Dataset listings of figures
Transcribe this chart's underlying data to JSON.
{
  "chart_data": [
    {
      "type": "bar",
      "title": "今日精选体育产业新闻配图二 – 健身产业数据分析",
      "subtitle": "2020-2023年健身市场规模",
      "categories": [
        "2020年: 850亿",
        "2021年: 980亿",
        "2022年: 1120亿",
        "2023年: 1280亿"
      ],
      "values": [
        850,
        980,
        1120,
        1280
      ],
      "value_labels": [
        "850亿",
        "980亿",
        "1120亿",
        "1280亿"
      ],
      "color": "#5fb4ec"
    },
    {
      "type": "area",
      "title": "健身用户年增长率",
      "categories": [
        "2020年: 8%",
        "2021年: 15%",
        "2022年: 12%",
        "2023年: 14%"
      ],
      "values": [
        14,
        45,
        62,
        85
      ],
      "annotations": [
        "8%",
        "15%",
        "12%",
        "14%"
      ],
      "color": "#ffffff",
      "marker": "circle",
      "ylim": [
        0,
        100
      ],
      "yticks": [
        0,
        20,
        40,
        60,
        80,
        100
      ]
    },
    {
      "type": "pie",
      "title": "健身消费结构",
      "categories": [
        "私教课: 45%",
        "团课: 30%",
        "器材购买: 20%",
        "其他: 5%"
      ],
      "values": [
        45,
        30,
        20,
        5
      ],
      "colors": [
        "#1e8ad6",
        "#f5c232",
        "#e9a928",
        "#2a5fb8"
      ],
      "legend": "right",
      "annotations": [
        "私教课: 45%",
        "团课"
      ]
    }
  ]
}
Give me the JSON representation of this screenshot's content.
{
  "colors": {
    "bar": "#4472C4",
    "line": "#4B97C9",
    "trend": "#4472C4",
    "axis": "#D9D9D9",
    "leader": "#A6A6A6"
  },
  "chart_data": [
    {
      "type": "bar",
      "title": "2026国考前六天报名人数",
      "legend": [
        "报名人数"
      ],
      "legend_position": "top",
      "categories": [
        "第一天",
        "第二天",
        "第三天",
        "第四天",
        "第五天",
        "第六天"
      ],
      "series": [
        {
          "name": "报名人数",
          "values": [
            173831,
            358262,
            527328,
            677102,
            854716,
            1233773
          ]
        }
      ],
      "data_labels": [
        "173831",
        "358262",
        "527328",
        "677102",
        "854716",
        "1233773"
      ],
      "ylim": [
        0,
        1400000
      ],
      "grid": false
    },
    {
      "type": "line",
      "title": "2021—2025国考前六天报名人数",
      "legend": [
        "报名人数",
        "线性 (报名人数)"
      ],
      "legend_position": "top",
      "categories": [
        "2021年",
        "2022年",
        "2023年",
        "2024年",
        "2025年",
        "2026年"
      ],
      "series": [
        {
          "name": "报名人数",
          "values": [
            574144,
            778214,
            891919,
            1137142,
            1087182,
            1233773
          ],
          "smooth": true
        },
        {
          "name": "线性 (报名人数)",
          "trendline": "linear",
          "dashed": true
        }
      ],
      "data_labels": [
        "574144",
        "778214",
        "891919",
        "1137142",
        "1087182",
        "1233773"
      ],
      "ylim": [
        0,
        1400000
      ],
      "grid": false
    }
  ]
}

**Problem description**
Return each line in the records that holds the string "JSON".

**Solution**
Transcribe this chart's underlying data to JSON.
Give me the JSON representation of this screenshot's content.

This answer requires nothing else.